>>>

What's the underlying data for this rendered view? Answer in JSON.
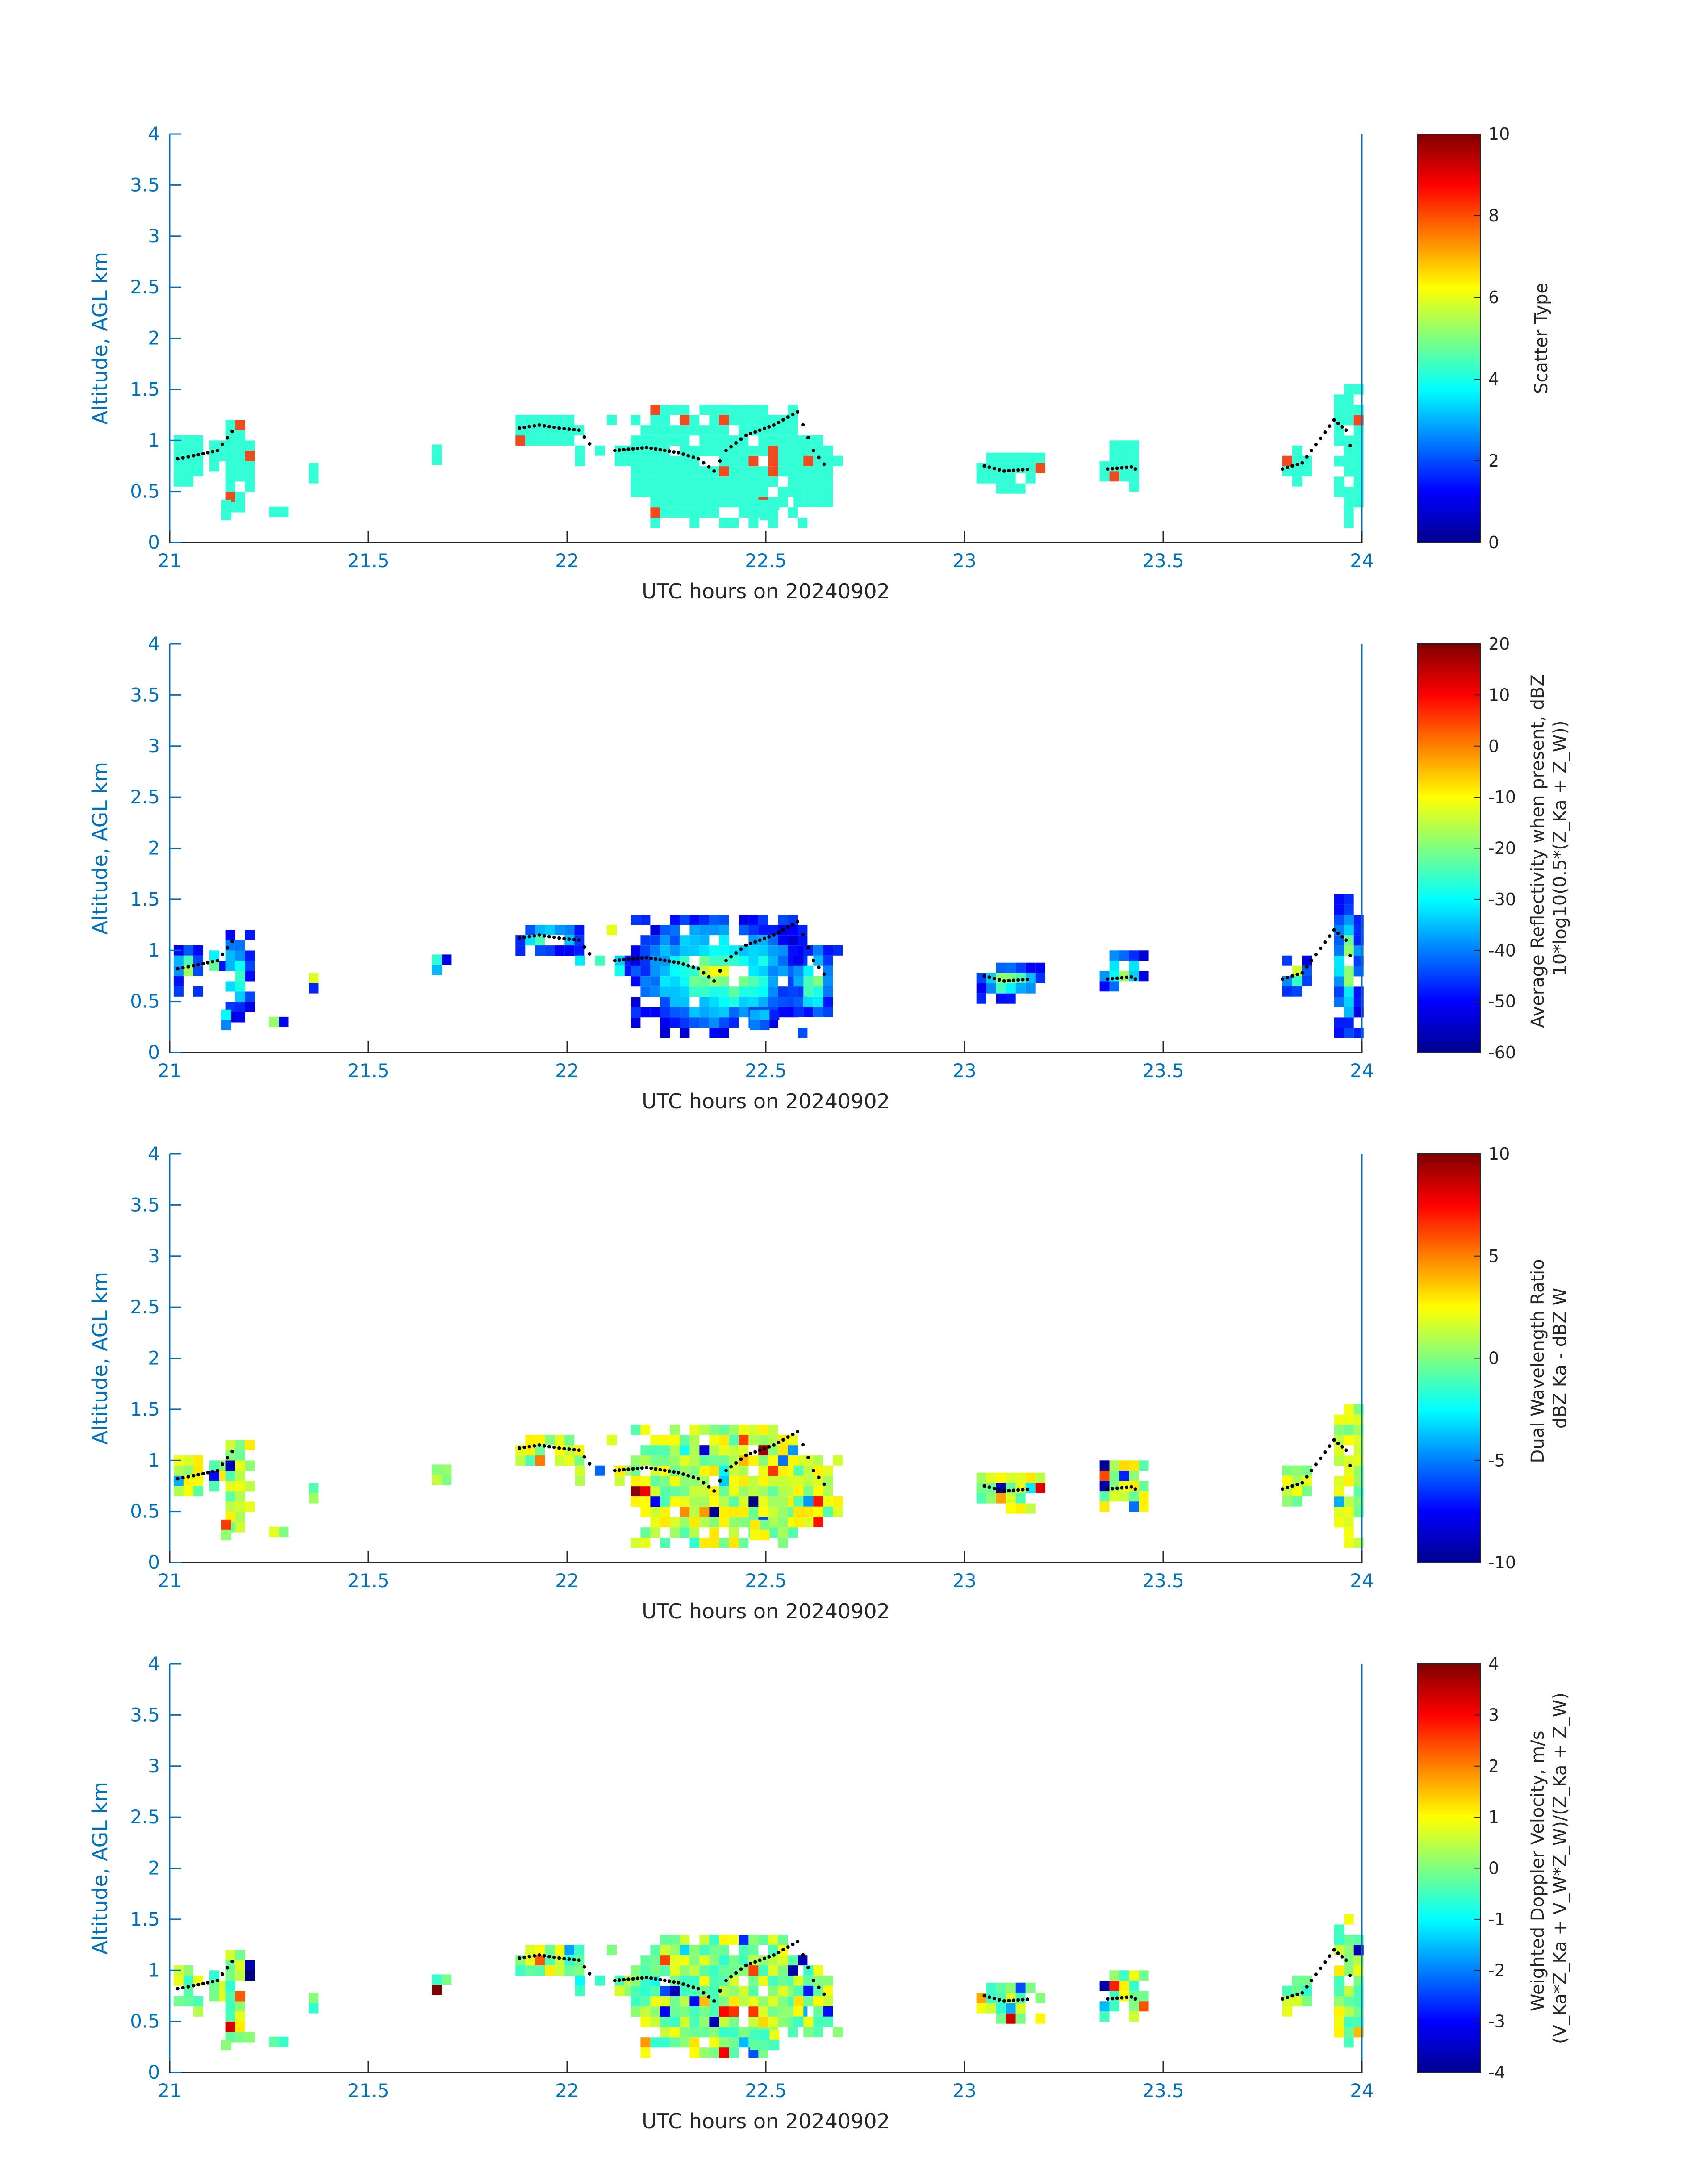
{
  "chart_data": [
    {
      "type": "heatmap",
      "xlabel": "UTC hours on 20240902",
      "ylabel": "Altitude, AGL km",
      "xlim": [
        21,
        24
      ],
      "ylim": [
        0,
        4
      ],
      "xticks": [
        "21",
        "21.5",
        "22",
        "22.5",
        "23",
        "23.5",
        "24"
      ],
      "yticks": [
        "0",
        "0.5",
        "1",
        "1.5",
        "2",
        "2.5",
        "3",
        "3.5",
        "4"
      ],
      "colorbar": {
        "label_lines": [
          "Scatter Type"
        ],
        "limits": [
          0,
          10
        ],
        "ticks": [
          "0",
          "2",
          "4",
          "6",
          "8",
          "10"
        ]
      },
      "mode": "scatter",
      "grid": false
    },
    {
      "type": "heatmap",
      "xlabel": "UTC hours on 20240902",
      "ylabel": "Altitude, AGL km",
      "xlim": [
        21,
        24
      ],
      "ylim": [
        0,
        4
      ],
      "xticks": [
        "21",
        "21.5",
        "22",
        "22.5",
        "23",
        "23.5",
        "24"
      ],
      "yticks": [
        "0",
        "0.5",
        "1",
        "1.5",
        "2",
        "2.5",
        "3",
        "3.5",
        "4"
      ],
      "colorbar": {
        "label_lines": [
          "Average Reflectivity when present, dBZ",
          "10*log10(0.5*(Z_Ka + Z_W))"
        ],
        "limits": [
          -60,
          20
        ],
        "ticks": [
          "-60",
          "-50",
          "-40",
          "-30",
          "-20",
          "-10",
          "0",
          "10",
          "20"
        ]
      },
      "mode": "refl",
      "grid": false
    },
    {
      "type": "heatmap",
      "xlabel": "UTC hours on 20240902",
      "ylabel": "Altitude, AGL km",
      "xlim": [
        21,
        24
      ],
      "ylim": [
        0,
        4
      ],
      "xticks": [
        "21",
        "21.5",
        "22",
        "22.5",
        "23",
        "23.5",
        "24"
      ],
      "yticks": [
        "0",
        "0.5",
        "1",
        "1.5",
        "2",
        "2.5",
        "3",
        "3.5",
        "4"
      ],
      "colorbar": {
        "label_lines": [
          "Dual Wavelength Ratio",
          "dBZ Ka - dBZ W"
        ],
        "limits": [
          -10,
          10
        ],
        "ticks": [
          "-10",
          "-5",
          "0",
          "5",
          "10"
        ]
      },
      "mode": "dwr",
      "grid": false
    },
    {
      "type": "heatmap",
      "xlabel": "UTC hours on 20240902",
      "ylabel": "Altitude, AGL km",
      "xlim": [
        21,
        24
      ],
      "ylim": [
        0,
        4
      ],
      "xticks": [
        "21",
        "21.5",
        "22",
        "22.5",
        "23",
        "23.5",
        "24"
      ],
      "yticks": [
        "0",
        "0.5",
        "1",
        "1.5",
        "2",
        "2.5",
        "3",
        "3.5",
        "4"
      ],
      "colorbar": {
        "label_lines": [
          "Weighted Doppler Velocity, m/s",
          "(V_Ka*Z_Ka + V_W*Z_W)/(Z_Ka + Z_W)"
        ],
        "limits": [
          -4,
          4
        ],
        "ticks": [
          "-4",
          "-3",
          "-2",
          "-1",
          "0",
          "1",
          "2",
          "3",
          "4"
        ]
      },
      "mode": "vel",
      "grid": false
    }
  ],
  "echo_regions": [
    {
      "x0": 21.01,
      "x1": 21.08,
      "y0": 0.62,
      "y1": 1.05
    },
    {
      "x0": 21.1,
      "x1": 21.13,
      "y0": 0.75,
      "y1": 1.0
    },
    {
      "x0": 21.14,
      "x1": 21.19,
      "y0": 0.3,
      "y1": 1.2
    },
    {
      "x0": 21.13,
      "x1": 21.15,
      "y0": 0.25,
      "y1": 0.42
    },
    {
      "x0": 21.25,
      "x1": 21.28,
      "y0": 0.3,
      "y1": 0.35
    },
    {
      "x0": 21.35,
      "x1": 21.37,
      "y0": 0.67,
      "y1": 0.78
    },
    {
      "x0": 21.66,
      "x1": 21.69,
      "y0": 0.78,
      "y1": 0.96
    },
    {
      "x0": 21.87,
      "x1": 22.04,
      "y0": 0.98,
      "y1": 1.25
    },
    {
      "x0": 22.02,
      "x1": 22.04,
      "y0": 0.75,
      "y1": 0.95
    },
    {
      "x0": 22.07,
      "x1": 22.08,
      "y0": 0.85,
      "y1": 0.95
    },
    {
      "x0": 22.1,
      "x1": 22.12,
      "y0": 1.15,
      "y1": 1.25
    },
    {
      "x0": 22.12,
      "x1": 22.15,
      "y0": 0.75,
      "y1": 0.95
    },
    {
      "x0": 22.16,
      "x1": 22.6,
      "y0": 0.2,
      "y1": 1.35
    },
    {
      "x0": 22.57,
      "x1": 22.67,
      "y0": 0.35,
      "y1": 1.05
    },
    {
      "x0": 22.46,
      "x1": 22.51,
      "y0": 0.25,
      "y1": 0.42
    },
    {
      "x0": 23.03,
      "x1": 23.19,
      "y0": 0.52,
      "y1": 0.88
    },
    {
      "x0": 23.34,
      "x1": 23.45,
      "y0": 0.58,
      "y1": 1.0
    },
    {
      "x0": 23.8,
      "x1": 23.87,
      "y0": 0.6,
      "y1": 0.95
    },
    {
      "x0": 23.93,
      "x1": 24.0,
      "y0": 0.2,
      "y1": 1.55
    }
  ],
  "layer_tracks": [
    [
      [
        21.02,
        0.82
      ],
      [
        21.06,
        0.85
      ],
      [
        21.12,
        0.9
      ],
      [
        21.17,
        1.15
      ]
    ],
    [
      [
        21.88,
        1.12
      ],
      [
        21.93,
        1.15
      ],
      [
        21.98,
        1.12
      ],
      [
        22.03,
        1.1
      ],
      [
        22.07,
        0.9
      ]
    ],
    [
      [
        22.12,
        0.9
      ],
      [
        22.2,
        0.93
      ],
      [
        22.28,
        0.88
      ],
      [
        22.33,
        0.82
      ],
      [
        22.37,
        0.7
      ],
      [
        22.4,
        0.9
      ],
      [
        22.45,
        1.05
      ],
      [
        22.52,
        1.15
      ],
      [
        22.58,
        1.28
      ],
      [
        22.62,
        0.9
      ],
      [
        22.66,
        0.7
      ]
    ],
    [
      [
        23.05,
        0.75
      ],
      [
        23.1,
        0.7
      ],
      [
        23.17,
        0.72
      ]
    ],
    [
      [
        23.36,
        0.72
      ],
      [
        23.42,
        0.74
      ],
      [
        23.44,
        0.7
      ]
    ],
    [
      [
        23.8,
        0.72
      ],
      [
        23.85,
        0.78
      ],
      [
        23.93,
        1.2
      ],
      [
        23.96,
        1.1
      ],
      [
        23.98,
        0.8
      ]
    ]
  ]
}
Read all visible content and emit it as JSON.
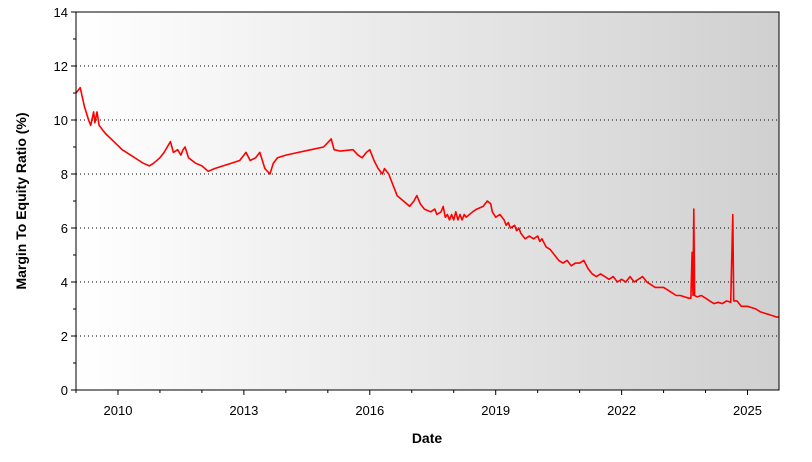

<<<

EXERCISE DESCRIPTION ->
Generate a word-for-word copy of the preceding records, excluding all pictures.

PROBLEM SOLUTION ->
What's the underlying data for this rendered view? Answer in JSON.
{
  "chart_data": [
    {
      "type": "heatmap",
      "xlabel": "UTC hours on 20240902",
      "ylabel": "Altitude, AGL km",
      "xlim": [
        21,
        24
      ],
      "ylim": [
        0,
        4
      ],
      "xticks": [
        "21",
        "21.5",
        "22",
        "22.5",
        "23",
        "23.5",
        "24"
      ],
      "yticks": [
        "0",
        "0.5",
        "1",
        "1.5",
        "2",
        "2.5",
        "3",
        "3.5",
        "4"
      ],
      "colorbar": {
        "label_lines": [
          "Scatter Type"
        ],
        "limits": [
          0,
          10
        ],
        "ticks": [
          "0",
          "2",
          "4",
          "6",
          "8",
          "10"
        ]
      },
      "mode": "scatter",
      "grid": false
    },
    {
      "type": "heatmap",
      "xlabel": "UTC hours on 20240902",
      "ylabel": "Altitude, AGL km",
      "xlim": [
        21,
        24
      ],
      "ylim": [
        0,
        4
      ],
      "xticks": [
        "21",
        "21.5",
        "22",
        "22.5",
        "23",
        "23.5",
        "24"
      ],
      "yticks": [
        "0",
        "0.5",
        "1",
        "1.5",
        "2",
        "2.5",
        "3",
        "3.5",
        "4"
      ],
      "colorbar": {
        "label_lines": [
          "Average Reflectivity when present, dBZ",
          "10*log10(0.5*(Z_Ka + Z_W))"
        ],
        "limits": [
          -60,
          20
        ],
        "ticks": [
          "-60",
          "-50",
          "-40",
          "-30",
          "-20",
          "-10",
          "0",
          "10",
          "20"
        ]
      },
      "mode": "refl",
      "grid": false
    },
    {
      "type": "heatmap",
      "xlabel": "UTC hours on 20240902",
      "ylabel": "Altitude, AGL km",
      "xlim": [
        21,
        24
      ],
      "ylim": [
        0,
        4
      ],
      "xticks": [
        "21",
        "21.5",
        "22",
        "22.5",
        "23",
        "23.5",
        "24"
      ],
      "yticks": [
        "0",
        "0.5",
        "1",
        "1.5",
        "2",
        "2.5",
        "3",
        "3.5",
        "4"
      ],
      "colorbar": {
        "label_lines": [
          "Dual Wavelength Ratio",
          "dBZ Ka - dBZ W"
        ],
        "limits": [
          -10,
          10
        ],
        "ticks": [
          "-10",
          "-5",
          "0",
          "5",
          "10"
        ]
      },
      "mode": "dwr",
      "grid": false
    },
    {
      "type": "heatmap",
      "xlabel": "UTC hours on 20240902",
      "ylabel": "Altitude, AGL km",
      "xlim": [
        21,
        24
      ],
      "ylim": [
        0,
        4
      ],
      "xticks": [
        "21",
        "21.5",
        "22",
        "22.5",
        "23",
        "23.5",
        "24"
      ],
      "yticks": [
        "0",
        "0.5",
        "1",
        "1.5",
        "2",
        "2.5",
        "3",
        "3.5",
        "4"
      ],
      "colorbar": {
        "label_lines": [
          "Weighted Doppler Velocity, m/s",
          "(V_Ka*Z_Ka + V_W*Z_W)/(Z_Ka + Z_W)"
        ],
        "limits": [
          -4,
          4
        ],
        "ticks": [
          "-4",
          "-3",
          "-2",
          "-1",
          "0",
          "1",
          "2",
          "3",
          "4"
        ]
      },
      "mode": "vel",
      "grid": false
    }
  ],
  "echo_regions": [
    {
      "x0": 21.01,
      "x1": 21.08,
      "y0": 0.62,
      "y1": 1.05
    },
    {
      "x0": 21.1,
      "x1": 21.13,
      "y0": 0.75,
      "y1": 1.0
    },
    {
      "x0": 21.14,
      "x1": 21.19,
      "y0": 0.3,
      "y1": 1.2
    },
    {
      "x0": 21.13,
      "x1": 21.15,
      "y0": 0.25,
      "y1": 0.42
    },
    {
      "x0": 21.25,
      "x1": 21.28,
      "y0": 0.3,
      "y1": 0.35
    },
    {
      "x0": 21.35,
      "x1": 21.37,
      "y0": 0.67,
      "y1": 0.78
    },
    {
      "x0": 21.66,
      "x1": 21.69,
      "y0": 0.78,
      "y1": 0.96
    },
    {
      "x0": 21.87,
      "x1": 22.04,
      "y0": 0.98,
      "y1": 1.25
    },
    {
      "x0": 22.02,
      "x1": 22.04,
      "y0": 0.75,
      "y1": 0.95
    },
    {
      "x0": 22.07,
      "x1": 22.08,
      "y0": 0.85,
      "y1": 0.95
    },
    {
      "x0": 22.1,
      "x1": 22.12,
      "y0": 1.15,
      "y1": 1.25
    },
    {
      "x0": 22.12,
      "x1": 22.15,
      "y0": 0.75,
      "y1": 0.95
    },
    {
      "x0": 22.16,
      "x1": 22.6,
      "y0": 0.2,
      "y1": 1.35
    },
    {
      "x0": 22.57,
      "x1": 22.67,
      "y0": 0.35,
      "y1": 1.05
    },
    {
      "x0": 22.46,
      "x1": 22.51,
      "y0": 0.25,
      "y1": 0.42
    },
    {
      "x0": 23.03,
      "x1": 23.19,
      "y0": 0.52,
      "y1": 0.88
    },
    {
      "x0": 23.34,
      "x1": 23.45,
      "y0": 0.58,
      "y1": 1.0
    },
    {
      "x0": 23.8,
      "x1": 23.87,
      "y0": 0.6,
      "y1": 0.95
    },
    {
      "x0": 23.93,
      "x1": 24.0,
      "y0": 0.2,
      "y1": 1.55
    }
  ],
  "layer_tracks": [
    [
      [
        21.02,
        0.82
      ],
      [
        21.06,
        0.85
      ],
      [
        21.12,
        0.9
      ],
      [
        21.17,
        1.15
      ]
    ],
    [
      [
        21.88,
        1.12
      ],
      [
        21.93,
        1.15
      ],
      [
        21.98,
        1.12
      ],
      [
        22.03,
        1.1
      ],
      [
        22.07,
        0.9
      ]
    ],
    [
      [
        22.12,
        0.9
      ],
      [
        22.2,
        0.93
      ],
      [
        22.28,
        0.88
      ],
      [
        22.33,
        0.82
      ],
      [
        22.37,
        0.7
      ],
      [
        22.4,
        0.9
      ],
      [
        22.45,
        1.05
      ],
      [
        22.52,
        1.15
      ],
      [
        22.58,
        1.28
      ],
      [
        22.62,
        0.9
      ],
      [
        22.66,
        0.7
      ]
    ],
    [
      [
        23.05,
        0.75
      ],
      [
        23.1,
        0.7
      ],
      [
        23.17,
        0.72
      ]
    ],
    [
      [
        23.36,
        0.72
      ],
      [
        23.42,
        0.74
      ],
      [
        23.44,
        0.7
      ]
    ],
    [
      [
        23.8,
        0.72
      ],
      [
        23.85,
        0.78
      ],
      [
        23.93,
        1.2
      ],
      [
        23.96,
        1.1
      ],
      [
        23.98,
        0.8
      ]
    ]
  ]
}
Read all visible content and emit it as JSON.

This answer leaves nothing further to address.